• STORED ROWS:
-.-.-

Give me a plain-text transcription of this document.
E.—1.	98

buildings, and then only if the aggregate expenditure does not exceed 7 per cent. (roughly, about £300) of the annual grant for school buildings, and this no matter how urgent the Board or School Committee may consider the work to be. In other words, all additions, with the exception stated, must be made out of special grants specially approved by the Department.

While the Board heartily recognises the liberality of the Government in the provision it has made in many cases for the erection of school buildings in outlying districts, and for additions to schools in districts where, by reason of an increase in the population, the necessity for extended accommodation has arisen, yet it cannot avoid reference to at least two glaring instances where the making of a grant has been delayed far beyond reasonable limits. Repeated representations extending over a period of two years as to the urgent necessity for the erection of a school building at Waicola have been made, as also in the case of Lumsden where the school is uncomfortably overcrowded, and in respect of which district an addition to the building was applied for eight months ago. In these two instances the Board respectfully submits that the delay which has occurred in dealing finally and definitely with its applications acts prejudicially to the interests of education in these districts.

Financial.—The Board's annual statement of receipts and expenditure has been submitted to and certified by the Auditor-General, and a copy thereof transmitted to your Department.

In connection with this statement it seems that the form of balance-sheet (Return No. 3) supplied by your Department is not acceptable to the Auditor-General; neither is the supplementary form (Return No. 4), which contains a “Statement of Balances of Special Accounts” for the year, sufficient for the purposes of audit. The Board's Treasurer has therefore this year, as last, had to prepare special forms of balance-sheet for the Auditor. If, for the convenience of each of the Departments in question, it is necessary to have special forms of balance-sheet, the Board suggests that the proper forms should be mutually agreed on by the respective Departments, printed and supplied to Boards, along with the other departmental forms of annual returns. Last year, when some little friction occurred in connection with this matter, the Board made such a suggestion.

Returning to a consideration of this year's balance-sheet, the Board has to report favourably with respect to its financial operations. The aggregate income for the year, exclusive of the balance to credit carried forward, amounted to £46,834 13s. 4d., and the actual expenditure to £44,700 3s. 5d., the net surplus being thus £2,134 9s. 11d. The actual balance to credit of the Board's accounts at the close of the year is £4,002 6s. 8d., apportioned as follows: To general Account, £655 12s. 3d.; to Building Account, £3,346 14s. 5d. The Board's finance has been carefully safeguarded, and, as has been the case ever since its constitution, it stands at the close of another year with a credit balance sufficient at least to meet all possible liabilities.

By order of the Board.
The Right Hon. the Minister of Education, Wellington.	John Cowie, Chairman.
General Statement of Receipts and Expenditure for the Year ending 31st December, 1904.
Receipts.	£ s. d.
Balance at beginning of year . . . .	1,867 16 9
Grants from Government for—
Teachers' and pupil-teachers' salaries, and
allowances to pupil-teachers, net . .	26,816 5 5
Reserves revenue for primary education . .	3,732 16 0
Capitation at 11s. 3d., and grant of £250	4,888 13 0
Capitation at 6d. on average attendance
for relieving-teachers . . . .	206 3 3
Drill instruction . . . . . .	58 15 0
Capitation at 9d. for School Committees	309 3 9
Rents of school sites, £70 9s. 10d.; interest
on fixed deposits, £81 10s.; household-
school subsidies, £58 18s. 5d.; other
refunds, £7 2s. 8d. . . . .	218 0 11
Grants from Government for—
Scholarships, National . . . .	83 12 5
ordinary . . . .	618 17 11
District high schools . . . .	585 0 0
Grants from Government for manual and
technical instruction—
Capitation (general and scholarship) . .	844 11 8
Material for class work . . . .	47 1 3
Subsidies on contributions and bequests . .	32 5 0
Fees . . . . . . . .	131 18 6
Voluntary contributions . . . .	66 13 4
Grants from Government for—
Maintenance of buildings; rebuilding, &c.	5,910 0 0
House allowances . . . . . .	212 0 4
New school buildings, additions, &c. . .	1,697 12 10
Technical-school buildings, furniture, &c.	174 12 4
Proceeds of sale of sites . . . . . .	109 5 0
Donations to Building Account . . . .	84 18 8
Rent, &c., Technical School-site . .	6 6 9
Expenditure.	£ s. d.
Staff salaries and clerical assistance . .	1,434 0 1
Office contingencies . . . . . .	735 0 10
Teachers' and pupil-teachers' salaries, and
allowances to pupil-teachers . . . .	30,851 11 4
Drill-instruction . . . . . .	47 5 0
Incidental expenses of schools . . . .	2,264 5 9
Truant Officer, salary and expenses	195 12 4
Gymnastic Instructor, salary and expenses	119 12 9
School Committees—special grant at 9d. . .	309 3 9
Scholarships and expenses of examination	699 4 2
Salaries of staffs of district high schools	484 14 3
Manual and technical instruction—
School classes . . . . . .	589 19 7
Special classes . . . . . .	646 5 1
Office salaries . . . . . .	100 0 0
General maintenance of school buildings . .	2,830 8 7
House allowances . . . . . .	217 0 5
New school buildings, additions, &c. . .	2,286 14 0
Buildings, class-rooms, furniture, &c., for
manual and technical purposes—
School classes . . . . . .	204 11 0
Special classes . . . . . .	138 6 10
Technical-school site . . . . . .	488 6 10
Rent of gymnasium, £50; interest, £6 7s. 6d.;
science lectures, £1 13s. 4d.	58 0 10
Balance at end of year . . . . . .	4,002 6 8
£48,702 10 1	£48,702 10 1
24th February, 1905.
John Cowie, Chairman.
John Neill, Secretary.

-.-.-

From the listing above, copy all lines holding the word "John".

The Right Hon. the Minister of Education, Wellington.	John Cowie, Chairman.
John Cowie, Chairman.
John Neill, Secretary.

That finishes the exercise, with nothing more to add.